[Excerpt from a dataset]
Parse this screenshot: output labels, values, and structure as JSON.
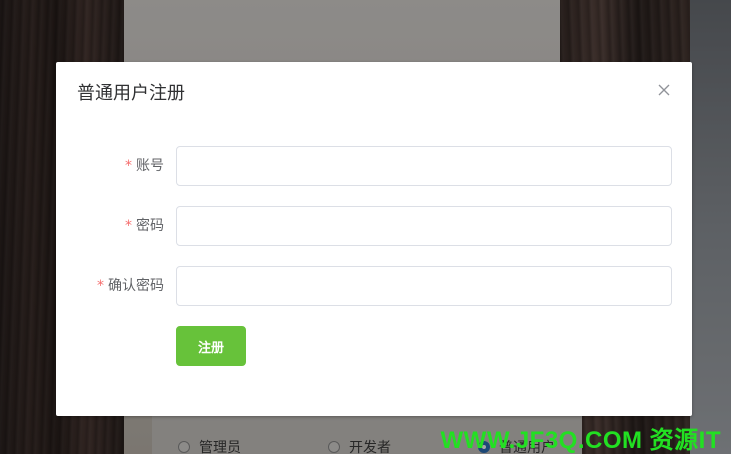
{
  "dialog": {
    "title": "普通用户注册",
    "close_icon": "close-icon"
  },
  "form": {
    "fields": [
      {
        "label": "账号",
        "required": true,
        "value": "",
        "placeholder": ""
      },
      {
        "label": "密码",
        "required": true,
        "value": "",
        "placeholder": ""
      },
      {
        "label": "确认密码",
        "required": true,
        "value": "",
        "placeholder": ""
      }
    ],
    "required_mark": "*",
    "submit_label": "注册"
  },
  "background_page": {
    "role_options": [
      {
        "label": "管理员",
        "selected": false
      },
      {
        "label": "开发者",
        "selected": false
      },
      {
        "label": "普通用户",
        "selected": true
      }
    ]
  },
  "watermark": "WWW.JF3Q.COM 资源IT",
  "colors": {
    "primary_button": "#67c23a",
    "required_mark": "#f56c6c",
    "radio_checked": "#2b6fb6",
    "watermark": "#22e022"
  }
}
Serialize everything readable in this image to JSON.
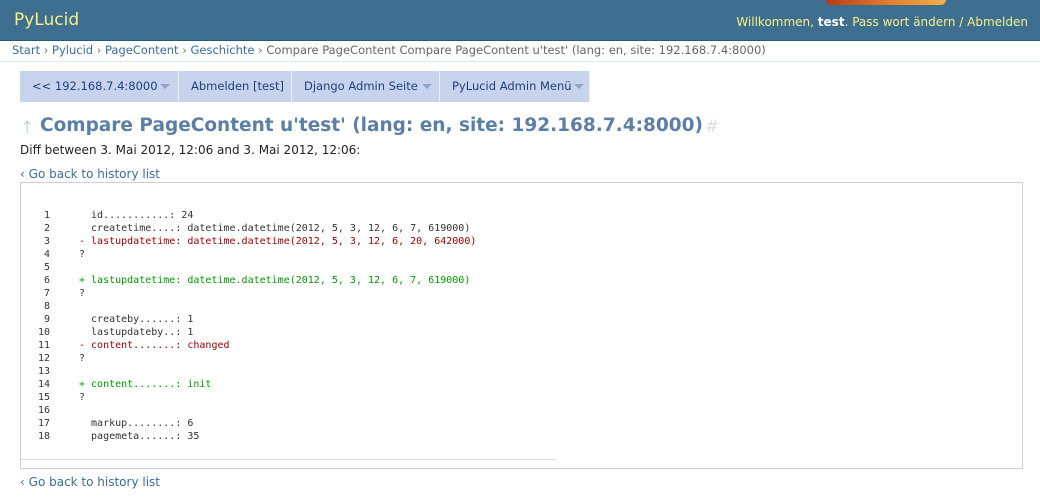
{
  "header": {
    "logo": "PyLucid",
    "welcome_prefix": "Willkommen, ",
    "username": "test",
    "welcome_suffix": ".",
    "change_password": "Pass wort ändern",
    "separator": " / ",
    "logout": "Abmelden",
    "background_color": "#3e6f90",
    "logo_color": "#f6ef8a"
  },
  "breadcrumb": {
    "items": [
      "Start",
      "Pylucid",
      "PageContent",
      "Geschichte"
    ],
    "separator": "›",
    "current": "Compare PageContent Compare PageContent u'test' (lang: en, site: 192.168.7.4:8000)"
  },
  "menu": {
    "items": [
      {
        "label": "<< 192.168.7.4:8000",
        "has_dropdown": true
      },
      {
        "label": "Abmelden [test]",
        "has_dropdown": false
      },
      {
        "label": "Django Admin Seite",
        "has_dropdown": true
      },
      {
        "label": "PyLucid Admin Menü",
        "has_dropdown": true
      }
    ],
    "background_color": "#c7d3ed"
  },
  "page": {
    "up_icon": "up-arrow-icon",
    "title": "Compare PageContent u'test' (lang: en, site: 192.168.7.4:8000)",
    "permalink": "#",
    "subtitle": "Diff between 3. Mai 2012, 12:06 and 3. Mai 2012, 12:06:",
    "back_link_chevron": "‹",
    "back_link": "Go back to history list",
    "title_color": "#5b7fa6"
  },
  "diff": {
    "lines": [
      {
        "num": "1",
        "type": "ctx",
        "text": "  id...........: 24"
      },
      {
        "num": "2",
        "type": "ctx",
        "text": "  createtime....: datetime.datetime(2012, 5, 3, 12, 6, 7, 619000)"
      },
      {
        "num": "3",
        "type": "del",
        "text": "- lastupdatetime: datetime.datetime(2012, 5, 3, 12, 6, 20, 642000)"
      },
      {
        "num": "4",
        "type": "ctx",
        "text": "?"
      },
      {
        "num": "5",
        "type": "ctx",
        "text": ""
      },
      {
        "num": "6",
        "type": "add",
        "text": "+ lastupdatetime: datetime.datetime(2012, 5, 3, 12, 6, 7, 619000)"
      },
      {
        "num": "7",
        "type": "ctx",
        "text": "?"
      },
      {
        "num": "8",
        "type": "ctx",
        "text": ""
      },
      {
        "num": "9",
        "type": "ctx",
        "text": "  createby......: 1"
      },
      {
        "num": "10",
        "type": "ctx",
        "text": "  lastupdateby..: 1"
      },
      {
        "num": "11",
        "type": "del",
        "text": "- content.......: changed"
      },
      {
        "num": "12",
        "type": "ctx",
        "text": "?"
      },
      {
        "num": "13",
        "type": "ctx",
        "text": ""
      },
      {
        "num": "14",
        "type": "add",
        "text": "+ content.......: init"
      },
      {
        "num": "15",
        "type": "ctx",
        "text": "?"
      },
      {
        "num": "16",
        "type": "ctx",
        "text": ""
      },
      {
        "num": "17",
        "type": "ctx",
        "text": "  markup........: 6"
      },
      {
        "num": "18",
        "type": "ctx",
        "text": "  pagemeta......: 35"
      }
    ],
    "delete_color": "#a00000",
    "insert_color": "#009a00"
  }
}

→ **What the exercise asks**
Look through the listing and extract every line with "site" in it.

→ **Problem solution**
    "current": "Compare PageContent Compare PageContent u'test' (lang: en, site: 192.168.7.4:8000)"
    "title": "Compare PageContent u'test' (lang: en, site: 192.168.7.4:8000)",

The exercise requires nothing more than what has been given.